Stored items from a collection

________

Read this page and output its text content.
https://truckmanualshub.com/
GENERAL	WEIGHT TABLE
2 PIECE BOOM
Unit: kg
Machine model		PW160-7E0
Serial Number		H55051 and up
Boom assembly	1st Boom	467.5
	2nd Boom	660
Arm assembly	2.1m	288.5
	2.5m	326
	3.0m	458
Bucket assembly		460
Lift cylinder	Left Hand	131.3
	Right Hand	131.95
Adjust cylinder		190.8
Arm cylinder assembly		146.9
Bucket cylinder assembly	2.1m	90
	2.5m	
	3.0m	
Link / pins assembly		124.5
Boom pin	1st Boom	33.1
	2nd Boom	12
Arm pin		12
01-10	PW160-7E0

________

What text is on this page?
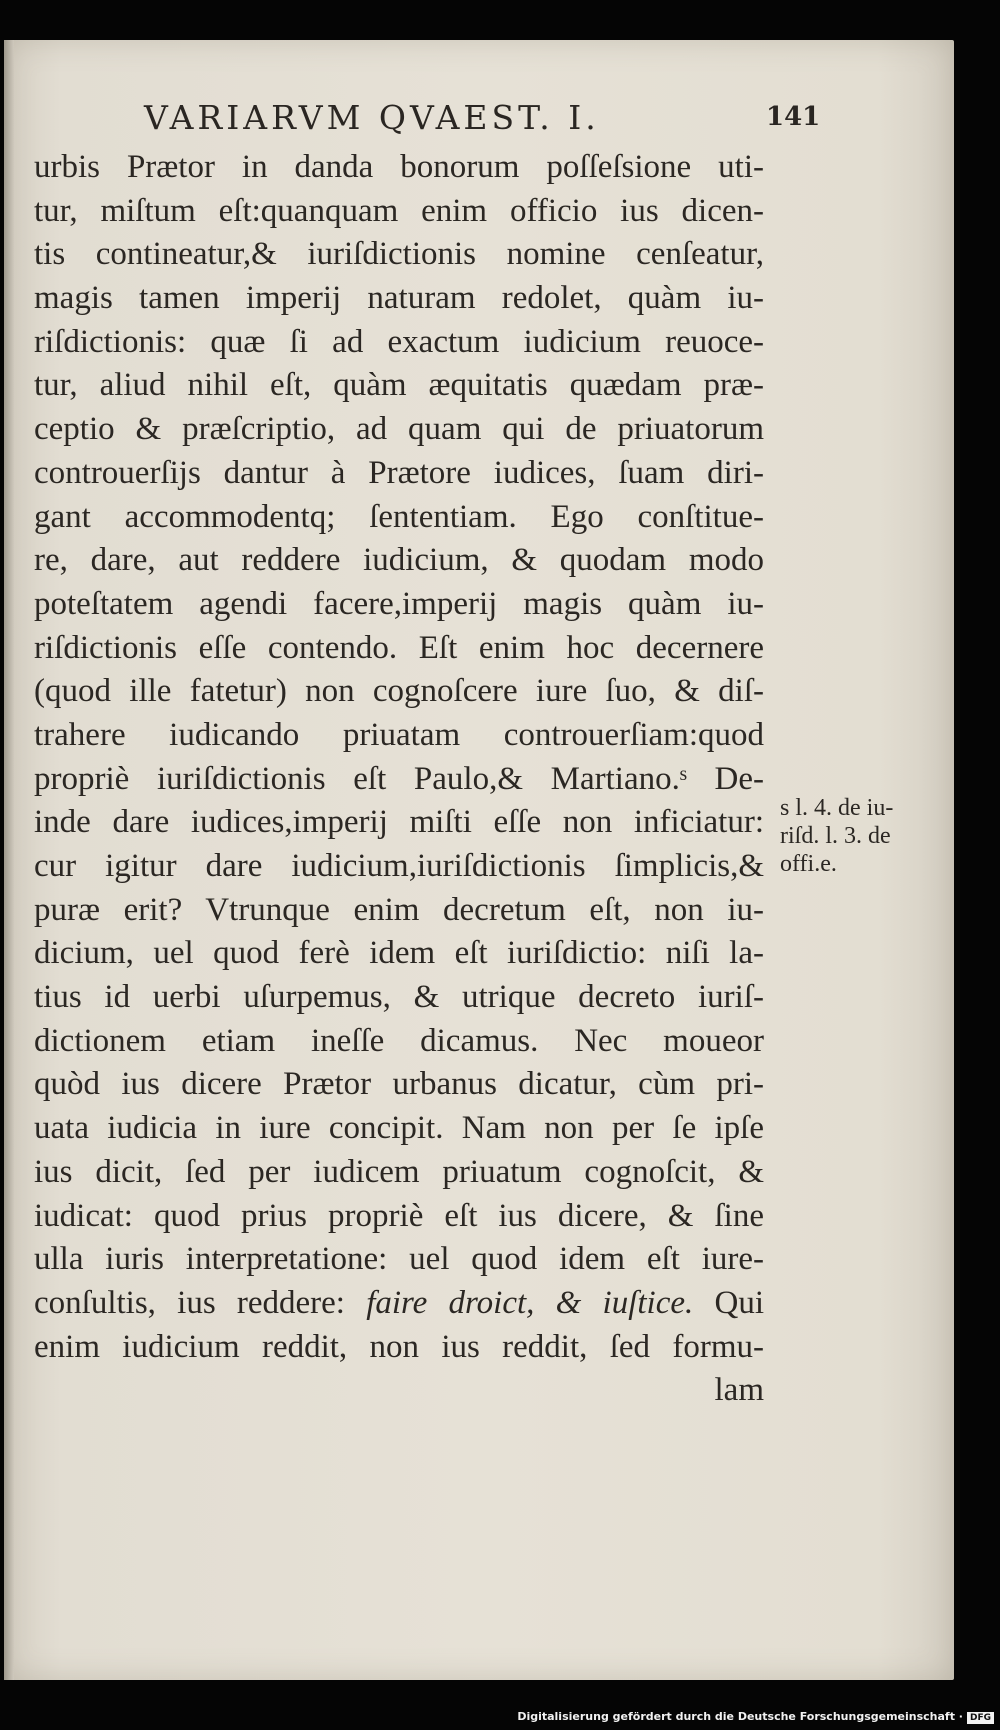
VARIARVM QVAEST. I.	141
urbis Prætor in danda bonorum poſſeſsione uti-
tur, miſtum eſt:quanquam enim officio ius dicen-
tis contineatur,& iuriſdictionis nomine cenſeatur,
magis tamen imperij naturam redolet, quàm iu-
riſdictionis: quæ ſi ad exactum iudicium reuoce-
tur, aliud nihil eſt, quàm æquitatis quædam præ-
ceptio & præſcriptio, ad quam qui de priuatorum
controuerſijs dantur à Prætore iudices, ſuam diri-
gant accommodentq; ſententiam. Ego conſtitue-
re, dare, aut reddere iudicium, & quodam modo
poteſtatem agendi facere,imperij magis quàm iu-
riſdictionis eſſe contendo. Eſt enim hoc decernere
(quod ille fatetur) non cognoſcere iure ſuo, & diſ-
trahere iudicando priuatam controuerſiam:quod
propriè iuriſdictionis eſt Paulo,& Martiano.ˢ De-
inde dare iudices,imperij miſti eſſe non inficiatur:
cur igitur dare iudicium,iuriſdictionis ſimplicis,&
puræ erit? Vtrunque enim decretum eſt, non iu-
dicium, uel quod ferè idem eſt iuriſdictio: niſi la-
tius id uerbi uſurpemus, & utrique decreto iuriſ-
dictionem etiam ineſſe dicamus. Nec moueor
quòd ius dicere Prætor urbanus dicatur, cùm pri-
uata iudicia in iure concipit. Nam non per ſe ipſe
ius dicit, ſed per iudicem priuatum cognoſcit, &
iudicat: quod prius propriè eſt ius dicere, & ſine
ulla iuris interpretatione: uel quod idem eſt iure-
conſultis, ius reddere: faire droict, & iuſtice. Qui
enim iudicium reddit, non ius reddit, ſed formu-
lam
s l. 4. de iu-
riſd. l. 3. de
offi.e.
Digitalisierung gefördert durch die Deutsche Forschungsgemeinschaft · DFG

________

What the task asks: Go through the material above and count the lines that contain "Hand"; answer with the number alone.

Complete response: 2